- **EXERCISE DETAILS**: Locate each line of the material that contains "Unicorniootaku", then return it.

- **STORED DATA**:

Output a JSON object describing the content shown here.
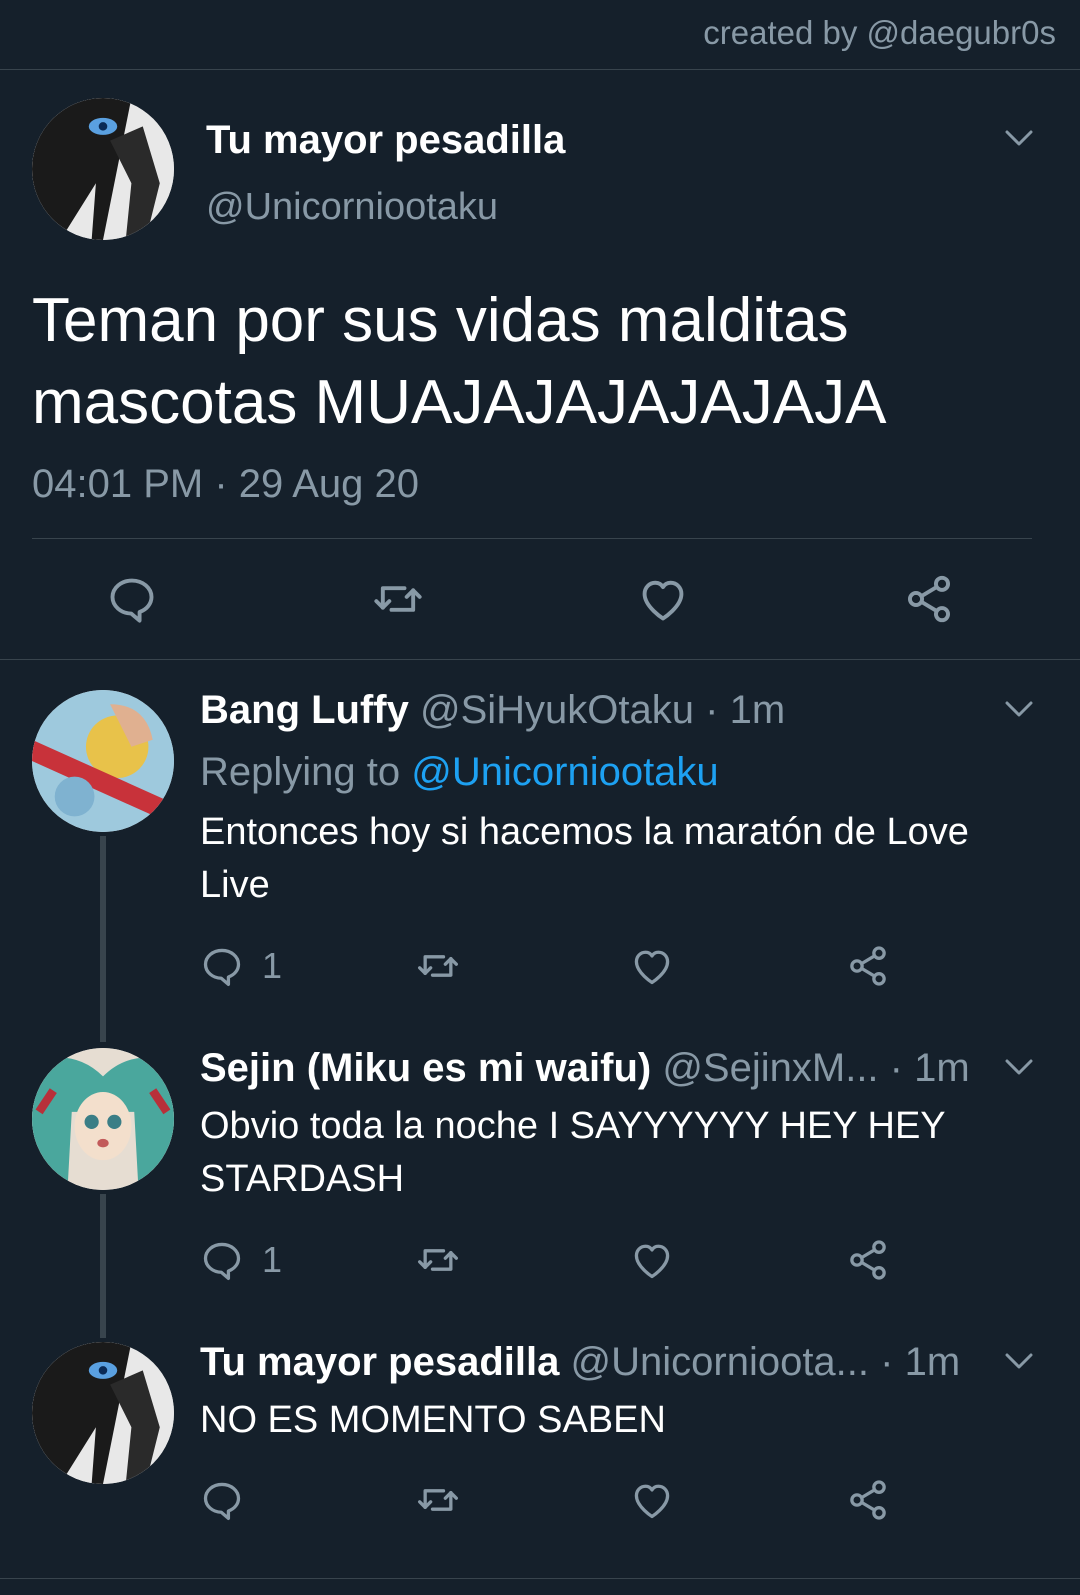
{
  "watermark": "created by @daegubr0s",
  "main_tweet": {
    "author_name": "Tu mayor pesadilla",
    "author_handle": "@Unicorniootaku",
    "text": "Teman por sus vidas malditas mascotas MUAJAJAJAJAJAJA",
    "time": "04:01 PM",
    "date": "29 Aug 20",
    "dot": "·"
  },
  "replies": [
    {
      "author_name": "Bang Luffy",
      "author_handle": "@SiHyukOtaku",
      "dot": "·",
      "time": "1m",
      "replying_label": "Replying to",
      "replying_to": "@Unicorniootaku",
      "text": "Entonces hoy si hacemos la maratón de Love Live",
      "reply_count": "1"
    },
    {
      "author_name": "Sejin (Miku es mi waifu)",
      "author_handle": "@SejinxM...",
      "dot": "·",
      "time": "1m",
      "text": "Obvio toda la noche I SAYYYYYY HEY HEY STARDASH",
      "reply_count": "1"
    },
    {
      "author_name": "Tu mayor pesadilla",
      "author_handle": "@Unicornioota...",
      "dot": "·",
      "time": "1m",
      "text": "NO ES MOMENTO SABEN",
      "reply_count": ""
    }
  ],
  "colors": {
    "background": "#15202b",
    "text_primary": "#ffffff",
    "text_secondary": "#8899a6",
    "link": "#1da1f2",
    "separator": "#38444d"
  }
}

- **OUTPUT OF THE TASK**:
    "author_handle": "@Unicorniootaku",
      "replying_to": "@Unicorniootaku",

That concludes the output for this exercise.